- Written request -
Extract all data as written.
━━━ Available records ━━━
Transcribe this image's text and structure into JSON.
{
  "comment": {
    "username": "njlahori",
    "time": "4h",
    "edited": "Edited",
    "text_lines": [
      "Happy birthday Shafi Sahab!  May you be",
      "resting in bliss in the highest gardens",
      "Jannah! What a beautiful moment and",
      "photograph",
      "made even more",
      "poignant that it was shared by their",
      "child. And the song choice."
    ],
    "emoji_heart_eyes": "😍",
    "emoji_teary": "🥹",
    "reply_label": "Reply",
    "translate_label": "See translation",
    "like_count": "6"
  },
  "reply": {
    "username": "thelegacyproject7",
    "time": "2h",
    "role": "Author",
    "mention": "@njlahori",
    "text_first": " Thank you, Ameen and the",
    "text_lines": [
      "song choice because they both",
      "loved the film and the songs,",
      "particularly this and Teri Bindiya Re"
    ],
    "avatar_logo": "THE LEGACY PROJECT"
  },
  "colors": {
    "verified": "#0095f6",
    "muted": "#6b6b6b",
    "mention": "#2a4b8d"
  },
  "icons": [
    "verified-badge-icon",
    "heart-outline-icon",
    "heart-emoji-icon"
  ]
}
━━━
- Problem solution -
Transcribe this image's text and structure into JSON.
{
  "comment": {
    "username": "njlahori",
    "time": "4h",
    "edited": "Edited",
    "text_lines": [
      "Happy birthday Shafi Sahab!  May you be",
      "resting in bliss in the highest gardens",
      "Jannah! What a beautiful moment and",
      "photograph",
      "made even more",
      "poignant that it was shared by their",
      "child. And the song choice."
    ],
    "emoji_heart_eyes": "😍",
    "emoji_teary": "🥹",
    "reply_label": "Reply",
    "translate_label": "See translation",
    "like_count": "6"
  },
  "reply": {
    "username": "thelegacyproject7",
    "time": "2h",
    "role": "Author",
    "mention": "@njlahori",
    "text_first": " Thank you, Ameen and the",
    "text_lines": [
      "song choice because they both",
      "loved the film and the songs,",
      "particularly this and Teri Bindiya Re"
    ],
    "avatar_logo": "THE LEGACY PROJECT"
  },
  "colors": {
    "verified": "#0095f6",
    "muted": "#6b6b6b",
    "mention": "#2a4b8d"
  },
  "icons": [
    "verified-badge-icon",
    "heart-outline-icon",
    "heart-emoji-icon"
  ]
}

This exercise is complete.